*Task details*. Of the lines in the records that follow, how many include the word "title"? Answer with a bare number.

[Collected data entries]
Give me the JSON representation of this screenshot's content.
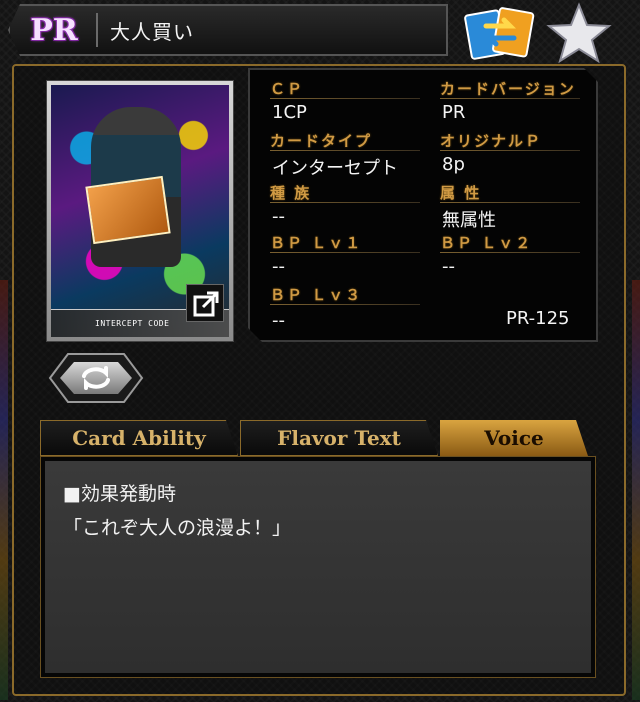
{
  "header": {
    "rarity": "PR",
    "card_name": "大人買い"
  },
  "card_image": {
    "code_label": "INTERCEPT CODE"
  },
  "info": {
    "cp_label": "ＣＰ",
    "cp_value": "1CP",
    "version_label": "カードバージョン",
    "version_value": "PR",
    "type_label": "カードタイプ",
    "type_value": "インターセプト",
    "original_p_label": "オリジナルＰ",
    "original_p_value": "8p",
    "race_label": "種 族",
    "race_value": "--",
    "attribute_label": "属 性",
    "attribute_value": "無属性",
    "bp1_label": "ＢＰ Ｌｖ１",
    "bp1_value": "--",
    "bp2_label": "ＢＰ Ｌｖ２",
    "bp2_value": "--",
    "bp3_label": "ＢＰ Ｌｖ３",
    "bp3_value": "--",
    "card_number": "PR-125"
  },
  "tabs": [
    {
      "label": "Card Ability",
      "active": false
    },
    {
      "label": "Flavor Text",
      "active": false
    },
    {
      "label": "Voice",
      "active": true
    }
  ],
  "voice_text": {
    "line1": "■効果発動時",
    "line2": "「これぞ大人の浪漫よ！」"
  },
  "colors": {
    "gold": "#d09a44",
    "tab_active": "#d9a440",
    "swap_blue": "#2a8ad8",
    "swap_orange": "#f0a020"
  },
  "icons": {
    "swap": "swap-cards-icon",
    "favorite": "star-icon",
    "rotate": "rotate-icon",
    "expand": "expand-icon"
  }
}
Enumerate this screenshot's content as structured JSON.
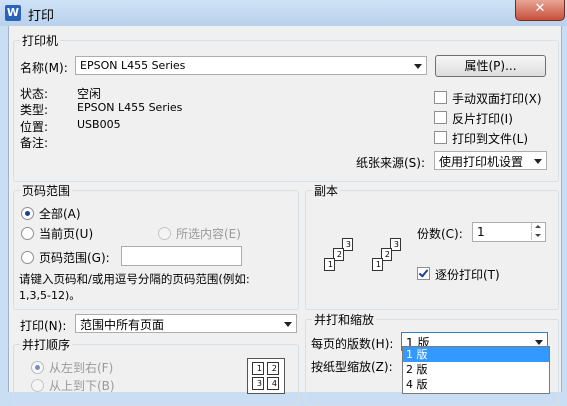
{
  "window": {
    "title": "打印",
    "app_icon": "W",
    "close_glyph": "✕"
  },
  "printer": {
    "group_label": "打印机",
    "name_label": "名称(M):",
    "name_value": "EPSON L455 Series",
    "properties_button": "属性(P)...",
    "status_label": "状态:",
    "status_value": "空闲",
    "type_label": "类型:",
    "type_value": "EPSON L455 Series",
    "location_label": "位置:",
    "location_value": "USB005",
    "comment_label": "备注:",
    "manual_duplex": "手动双面打印(X)",
    "reverse_print": "反片打印(I)",
    "print_to_file": "打印到文件(L)",
    "paper_source_label": "纸张来源(S):",
    "paper_source_value": "使用打印机设置"
  },
  "page_range": {
    "group_label": "页码范围",
    "all": "全部(A)",
    "current": "当前页(U)",
    "selection": "所选内容(E)",
    "pages": "页码范围(G):",
    "hint_line1": "请键入页码和/或用逗号分隔的页码范围(例如:",
    "hint_line2": "1,3,5-12)。"
  },
  "copies": {
    "group_label": "副本",
    "count_label": "份数(C):",
    "count_value": "1",
    "collate": "逐份打印(T)"
  },
  "print_what": {
    "label": "打印(N):",
    "value": "范围中所有页面"
  },
  "order": {
    "group_label": "并打顺序",
    "left_to_right": "从左到右(F)",
    "top_to_bottom": "从上到下(B)"
  },
  "zoom": {
    "group_label": "并打和缩放",
    "pages_per_sheet_label": "每页的版数(H):",
    "pages_per_sheet_value": "1 版",
    "scale_label": "按纸型缩放(Z):",
    "options": [
      "1 版",
      "2 版",
      "4 版"
    ]
  }
}
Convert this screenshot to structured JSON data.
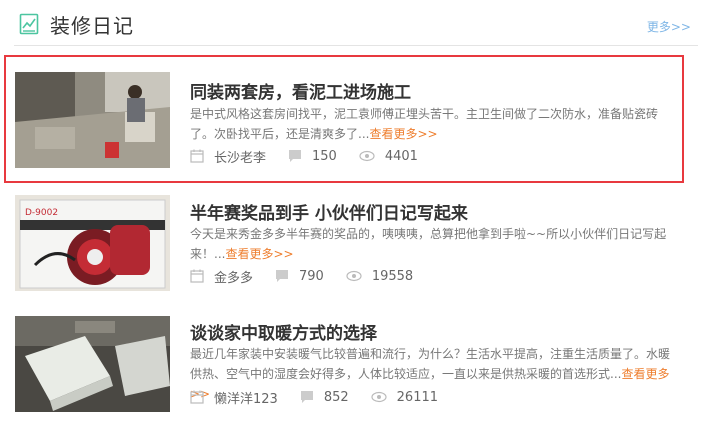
{
  "header": {
    "title": "装修日记",
    "more": "更多>>"
  },
  "items": [
    {
      "title": "同装两套房，看泥工进场施工",
      "desc": "是中式风格这套房间找平，泥工袁师傅正埋头苦干。主卫生间做了二次防水，准备贴瓷砖了。次卧找平后，还是清爽多了...",
      "more": "查看更多>>",
      "author": "长沙老李",
      "comments": "150",
      "views": "4401"
    },
    {
      "title": "半年赛奖品到手 小伙伴们日记写起来",
      "desc": "今天是来秀金多多半年赛的奖品的，咦咦咦，总算把他拿到手啦~~所以小伙伴们日记写起来！...",
      "more": "查看更多>>",
      "author": "金多多",
      "comments": "790",
      "views": "19558",
      "box_label": "D-9002"
    },
    {
      "title": "谈谈家中取暖方式的选择",
      "desc": "最近几年家装中安装暖气比较普遍和流行，为什么？生活水平提高，注重生活质量了。水暖供热、空气中的湿度会好得多，人体比较适应，一直以来是供热采暖的首选形式...",
      "more": "查看更多>>",
      "author": "懒洋洋123",
      "comments": "852",
      "views": "26111"
    }
  ],
  "colors": {
    "accent_more": "#ee7e2e",
    "link_blue": "#7fb6e6",
    "highlight_border": "#e8393f",
    "header_icon": "#4cc5a0"
  }
}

*Result of this exercise*. 5